* start Entries provided *

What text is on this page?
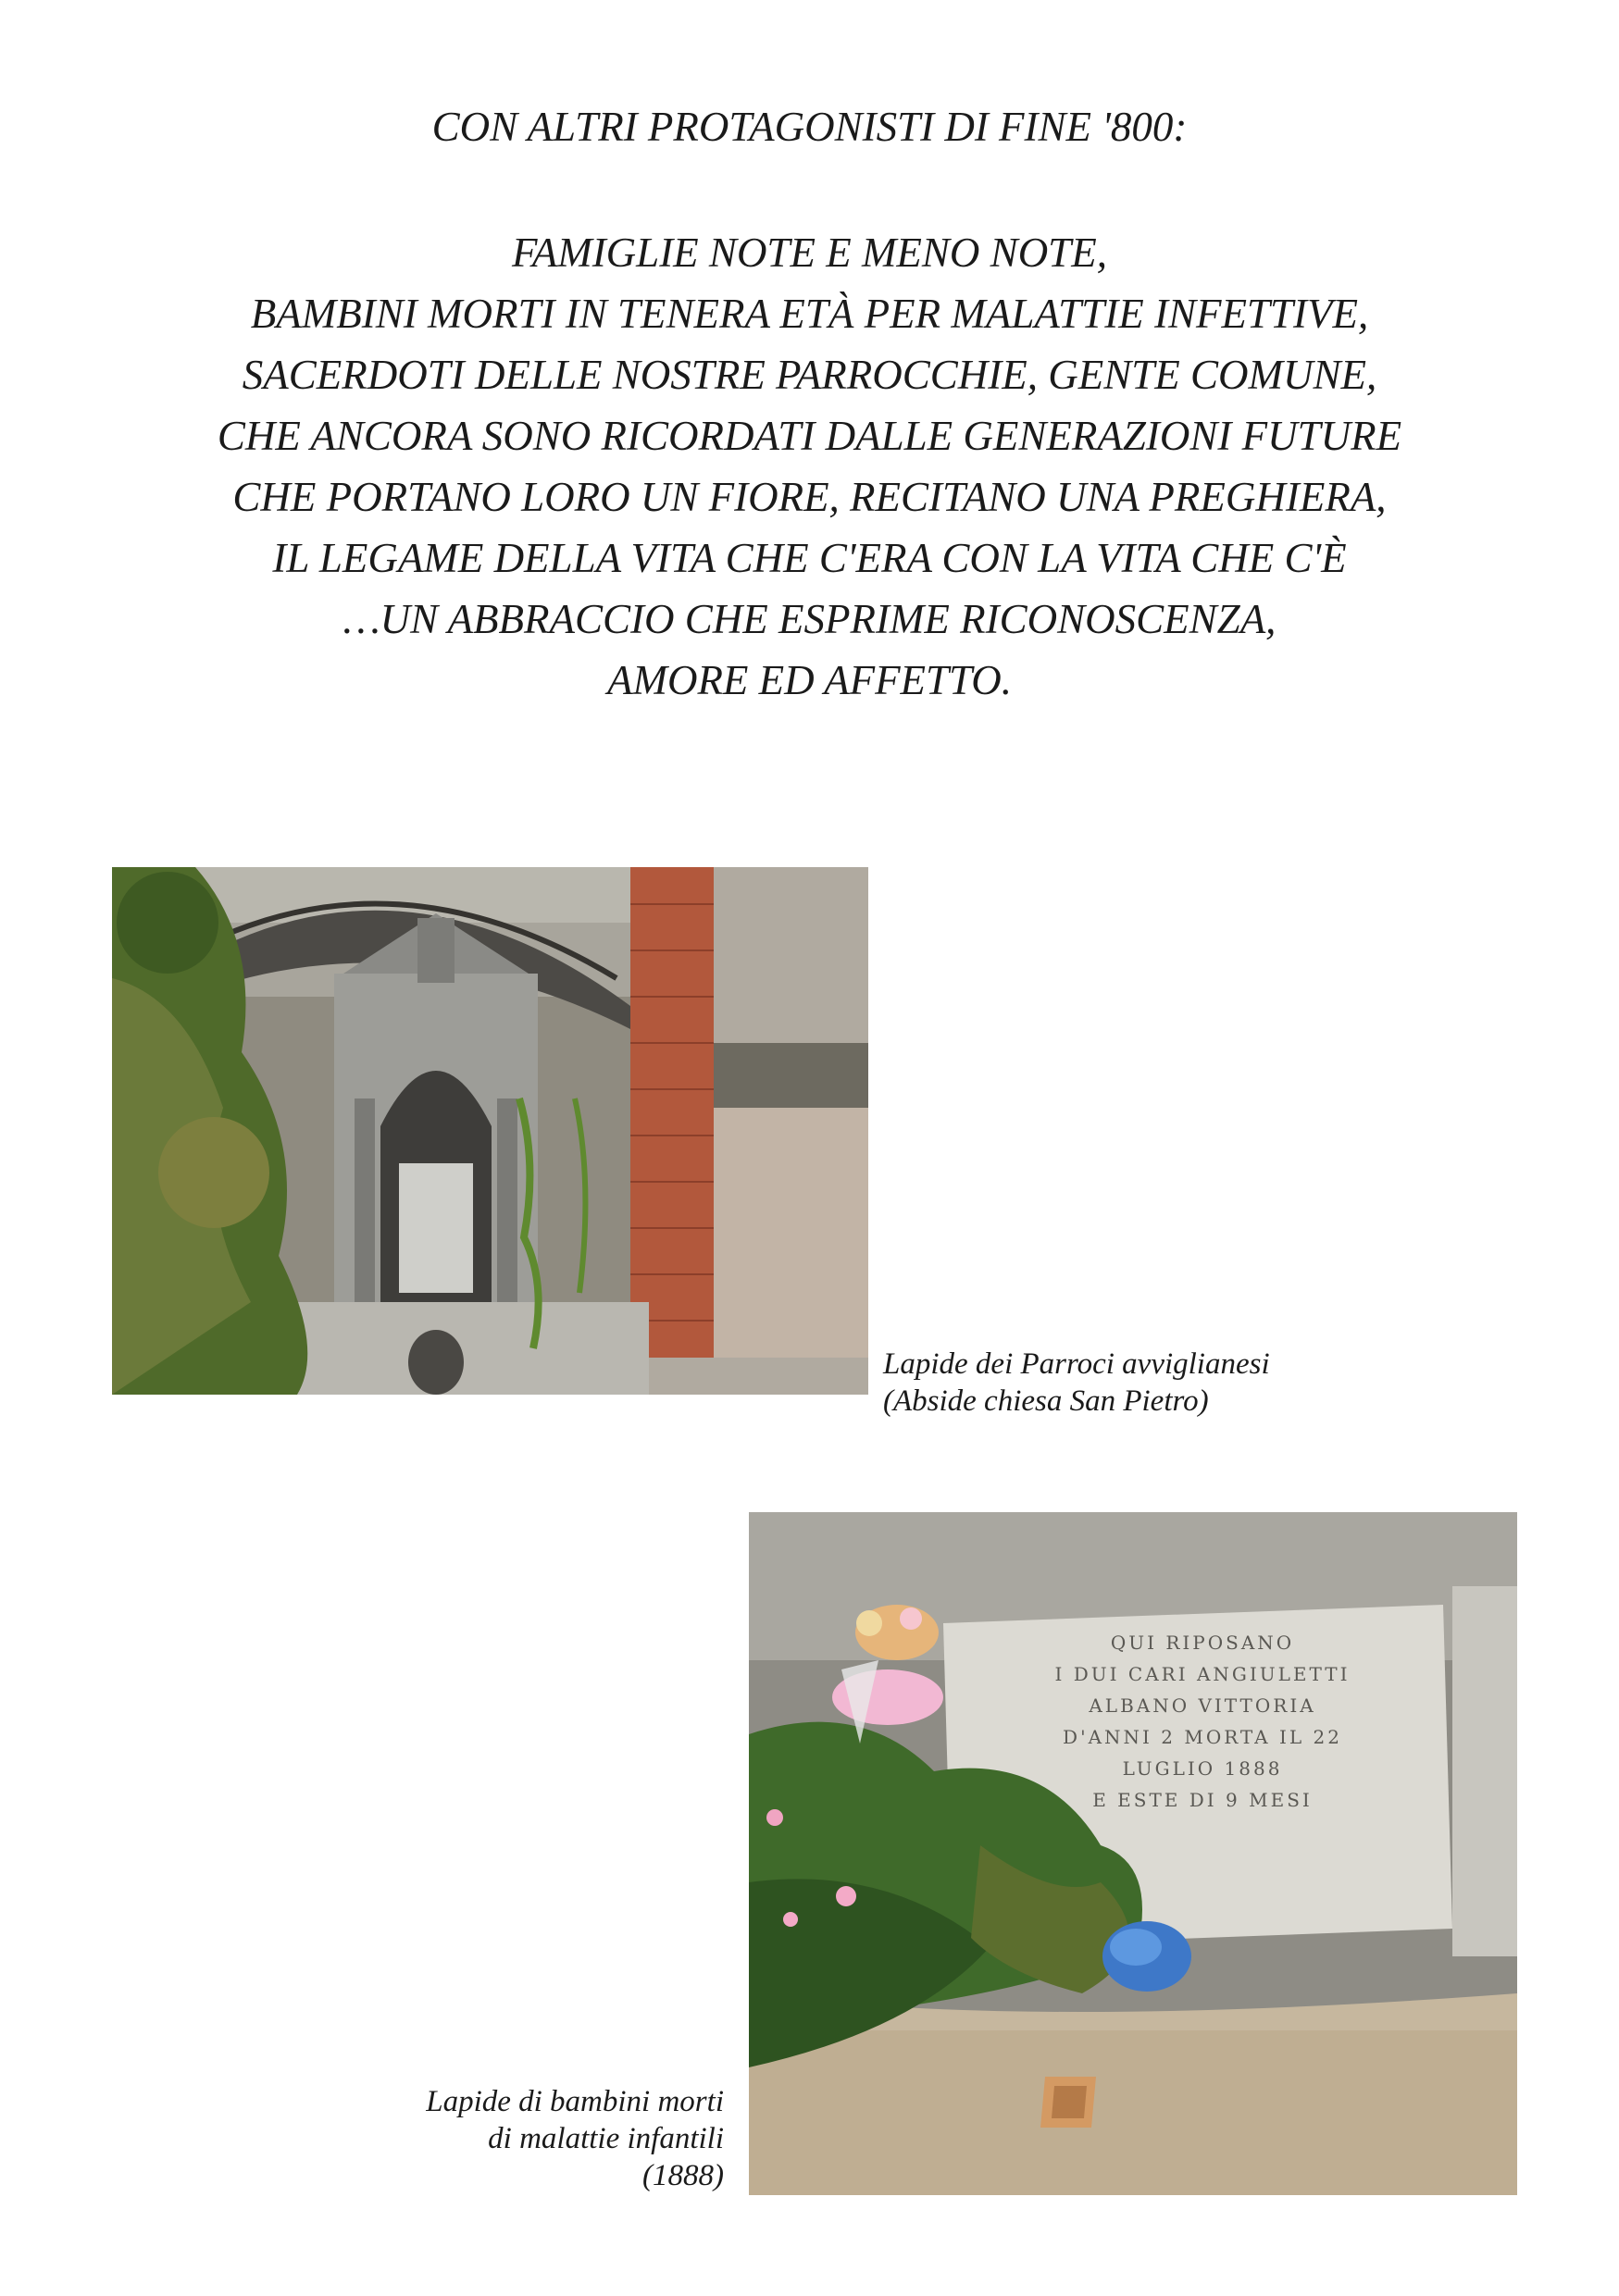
CON ALTRI PROTAGONISTI DI FINE '800:
FAMIGLIE NOTE E MENO NOTE,
BAMBINI MORTI IN TENERA ETÀ PER MALATTIE INFETTIVE,
SACERDOTI DELLE NOSTRE PARROCCHIE, GENTE COMUNE,
CHE ANCORA SONO RICORDATI DALLE GENERAZIONI FUTURE
CHE PORTANO LORO UN FIORE, RECITANO UNA PREGHIERA,
IL LEGAME DELLA VITA CHE C'ERA CON LA VITA CHE C'È
…UN ABBRACCIO CHE ESPRIME RICONOSCENZA,
AMORE ED AFFETTO.
Lapide dei Parroci avviglianesi
(Abside chiesa San Pietro)
QUI RIPOSANO
I DUI CARI ANGIULETTI
ALBANO VITTORIA
D'ANNI 2 MORTA IL 22
LUGLIO 1888
E ESTE DI 9 MESI
Lapide di bambini morti
di malattie infantili
(1888)
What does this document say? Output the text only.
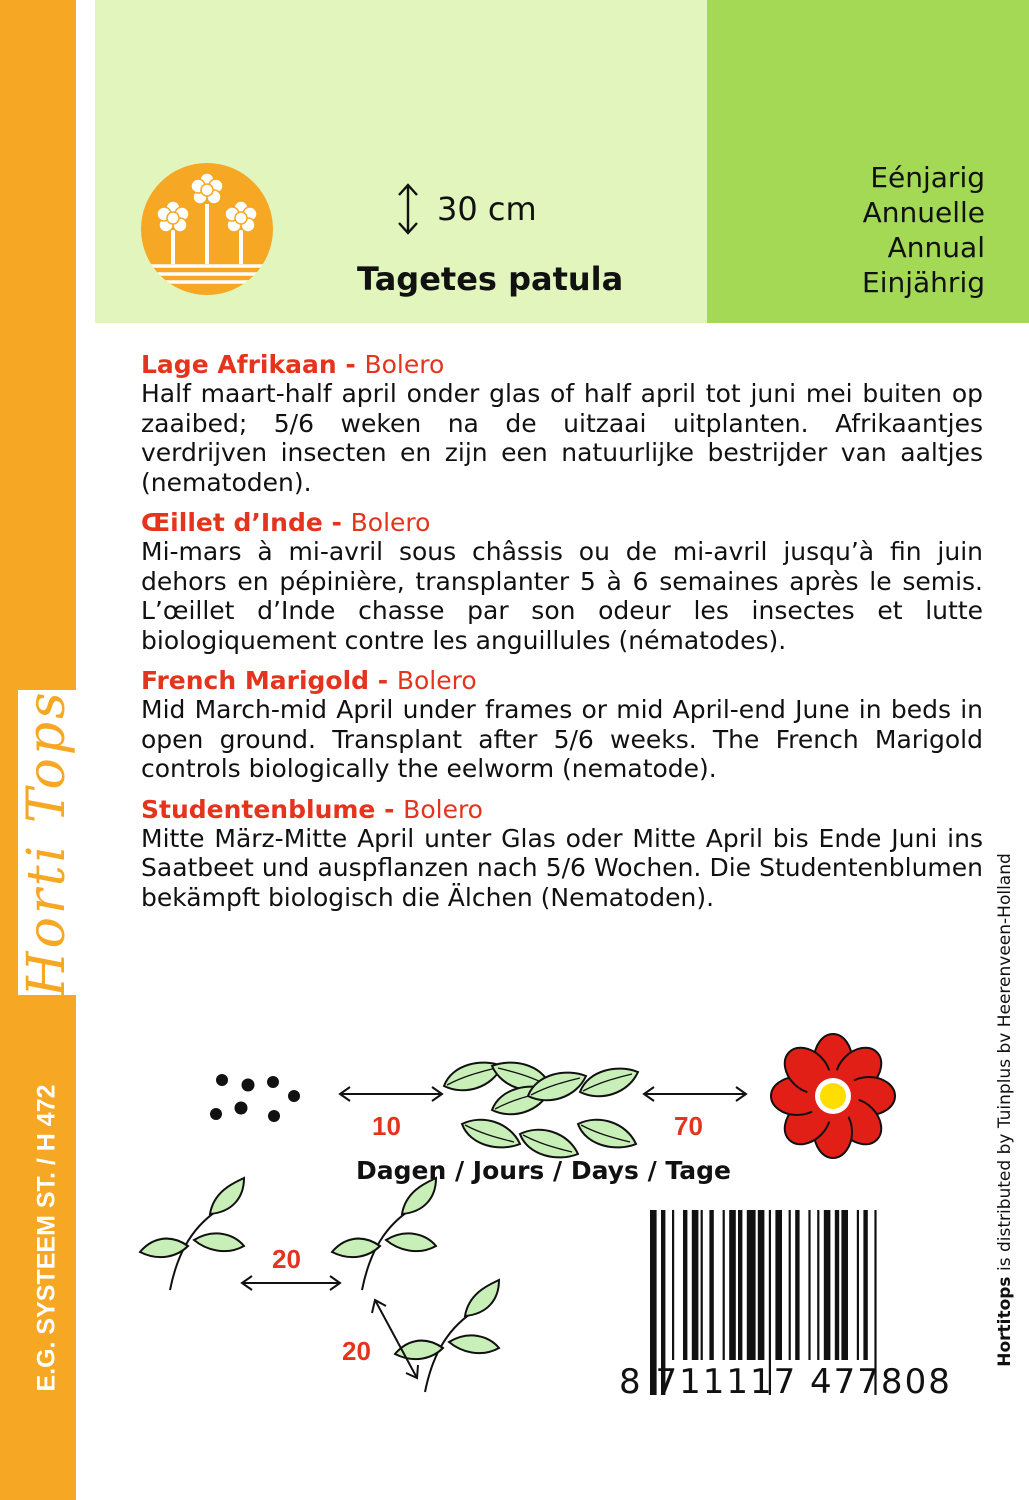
Horti Tops
E.G. SYSTEEM ST. / H 472
30 cm
Tagetes patula
Eénjarig
Annuelle
Annual
Einjährig
Lage Afrikaan - Bolero
Half maart-half april onder glas of half april tot juni mei buiten op zaaibed; 5/6 weken na de uitzaai uitplanten. Afrikaantjes verdrijven insecten en zijn een natuurlijke bestrijder van aaltjes (nematoden).
Œillet d’Inde - Bolero
Mi-mars à mi-avril sous châssis ou de mi-avril jusqu’à fin juin dehors en pépinière, transplanter 5 à 6 semaines après le semis. L’œillet d’Inde chasse par son odeur les insectes et lutte biologiquement contre les anguillules (nématodes).
French Marigold - Bolero
Mid March-mid April under frames or mid April-end June in beds in open ground. Transplant after 5/6 weeks. The French Marigold controls biologically the eelworm (nematode).
Studentenblume - Bolero
Mitte März-Mitte April unter Glas oder Mitte April bis Ende Juni ins Saatbeet und auspflanzen nach 5/6 Wochen. Die Studentenblumen bekämpft biologisch die Älchen (Nematoden).
10	70
20
20
Dagen / Jours / Days / Tage
8 711117 477808
Hortitops is distributed by Tuinplus bv Heerenveen-Holland
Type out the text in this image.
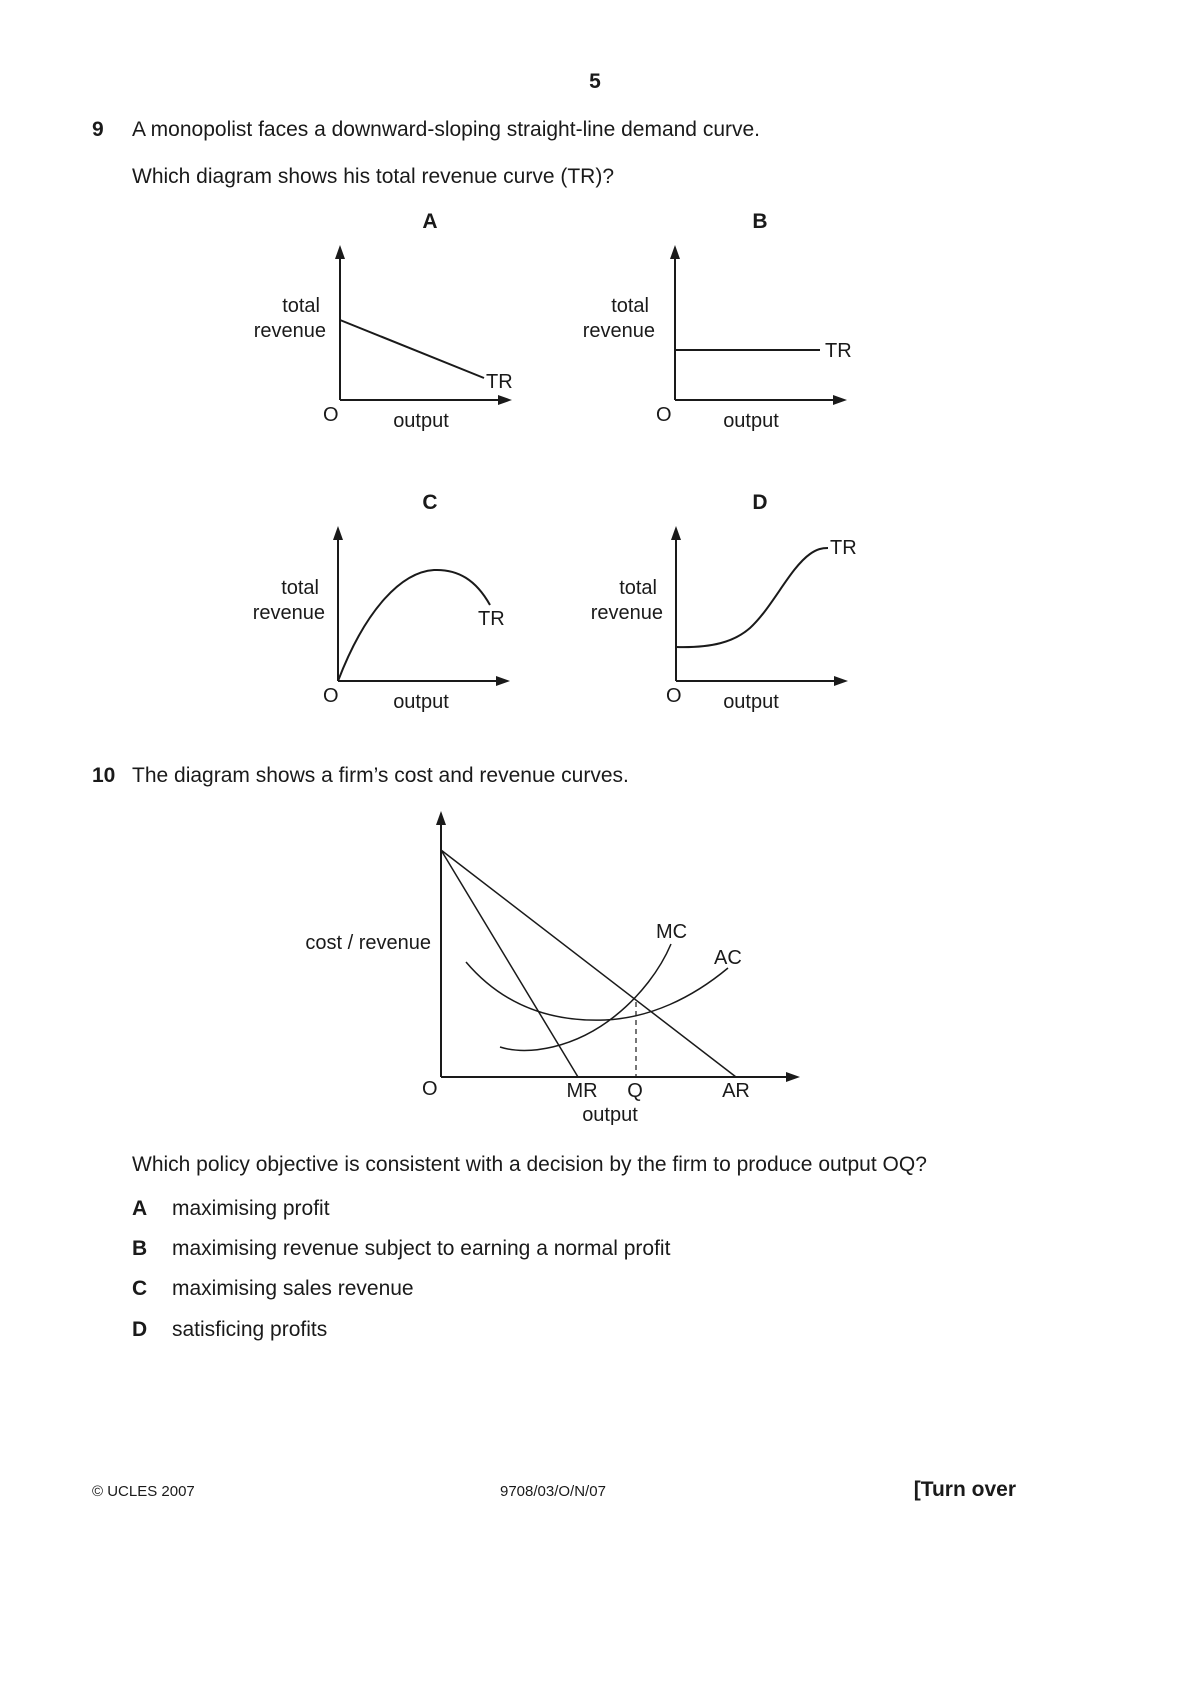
5
9 A monopolist faces a downward-sloping straight-line demand curve.
Which diagram shows his total revenue curve (TR)?
A
total
revenue
TR
O	output
B
total
revenue
TR
O	output
C
total
revenue	TR
O	output
D
total
revenue
TR
O output
cost / revenue	MC
AC
O	MR Q	AR
output
10 The diagram shows a firm’s cost and revenue curves.
Which policy objective is consistent with a decision by the firm to produce output OQ?
A maximising profit
B maximising revenue subject to earning a normal profit
C maximising sales revenue
D satisficing profits
© UCLES 2007	9708/03/O/N/07	[Turn over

* end Entries provided *

:: Instructions for the task ::
Would you set down the listing exactly, omitting pictures?

:: Response to this task ::
What text is on this page?
CON ALTRI PROTAGONISTI DI FINE '800:
FAMIGLIE NOTE E MENO NOTE,
BAMBINI MORTI IN TENERA ETÀ PER MALATTIE INFETTIVE,
SACERDOTI DELLE NOSTRE PARROCCHIE, GENTE COMUNE,
CHE ANCORA SONO RICORDATI DALLE GENERAZIONI FUTURE
CHE PORTANO LORO UN FIORE, RECITANO UNA PREGHIERA,
IL LEGAME DELLA VITA CHE C'ERA CON LA VITA CHE C'È
…UN ABBRACCIO CHE ESPRIME RICONOSCENZA,
AMORE ED AFFETTO.
Lapide dei Parroci avviglianesi
(Abside chiesa San Pietro)
QUI RIPOSANO
I DUI CARI ANGIULETTI
ALBANO VITTORIA
D'ANNI 2 MORTA IL 22
LUGLIO 1888
E ESTE DI 9 MESI
Lapide di bambini morti
di malattie infantili
(1888)
What does this document say? Output the text only.
Horti Tops
E.G. SYSTEEM ST. / H 472
30 cm
Tagetes patula
Eénjarig
Annuelle
Annual
Einjährig
Lage Afrikaan - Bolero
Half maart-half april onder glas of half april tot juni mei buiten op zaaibed; 5/6 weken na de uitzaai uitplanten. Afrikaantjes verdrijven insecten en zijn een natuurlijke bestrijder van aaltjes (nematoden).
Œillet d’Inde - Bolero
Mi-mars à mi-avril sous châssis ou de mi-avril jusqu’à fin juin dehors en pépinière, transplanter 5 à 6 semaines après le semis. L’œillet d’Inde chasse par son odeur les insectes et lutte biologiquement contre les anguillules (nématodes).
French Marigold - Bolero
Mid March-mid April under frames or mid April-end June in beds in open ground. Transplant after 5/6 weeks. The French Marigold controls biologically the eelworm (nematode).
Studentenblume - Bolero
Mitte März-Mitte April unter Glas oder Mitte April bis Ende Juni ins Saatbeet und auspflanzen nach 5/6 Wochen. Die Studentenblumen bekämpft biologisch die Älchen (Nematoden).
10	70
20
20
Dagen / Jours / Days / Tage
8 711117 477808
Hortitops is distributed by Tuinplus bv Heerenveen-Holland
Type out the text in this image.
5
9 A monopolist faces a downward-sloping straight-line demand curve.
Which diagram shows his total revenue curve (TR)?
A
total
revenue
TR
O	output
B
total
revenue
TR
O	output
C
total
revenue	TR
O	output
D
total
revenue
TR
O output
cost / revenue	MC
AC
O	MR Q	AR
output
10 The diagram shows a firm’s cost and revenue curves.
Which policy objective is consistent with a decision by the firm to produce output OQ?
A maximising profit
B maximising revenue subject to earning a normal profit
C maximising sales revenue
D satisficing profits
© UCLES 2007	9708/03/O/N/07	[Turn over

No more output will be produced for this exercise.